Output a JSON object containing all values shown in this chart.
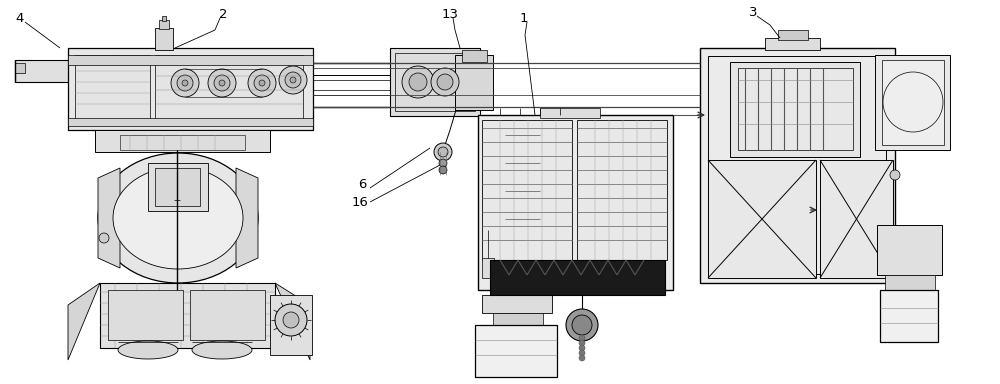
{
  "bg_color": "#ffffff",
  "lc": "#000000",
  "figsize": [
    10.0,
    3.84
  ],
  "dpi": 100,
  "gray1": "#f0f0f0",
  "gray2": "#e0e0e0",
  "gray3": "#cccccc",
  "gray4": "#aaaaaa",
  "dark": "#333333",
  "black": "#111111"
}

◇ ◇ ◇ ◇

(TASK) Go through the entries above and print each one exactly, minus the pictures.

(ANSWER TO THIS PROBLEM)
Output a JSON object containing all values shown in this chart.
{
  "bg_color": "#ffffff",
  "lc": "#000000",
  "figsize": [
    10.0,
    3.84
  ],
  "dpi": 100,
  "gray1": "#f0f0f0",
  "gray2": "#e0e0e0",
  "gray3": "#cccccc",
  "gray4": "#aaaaaa",
  "dark": "#333333",
  "black": "#111111"
}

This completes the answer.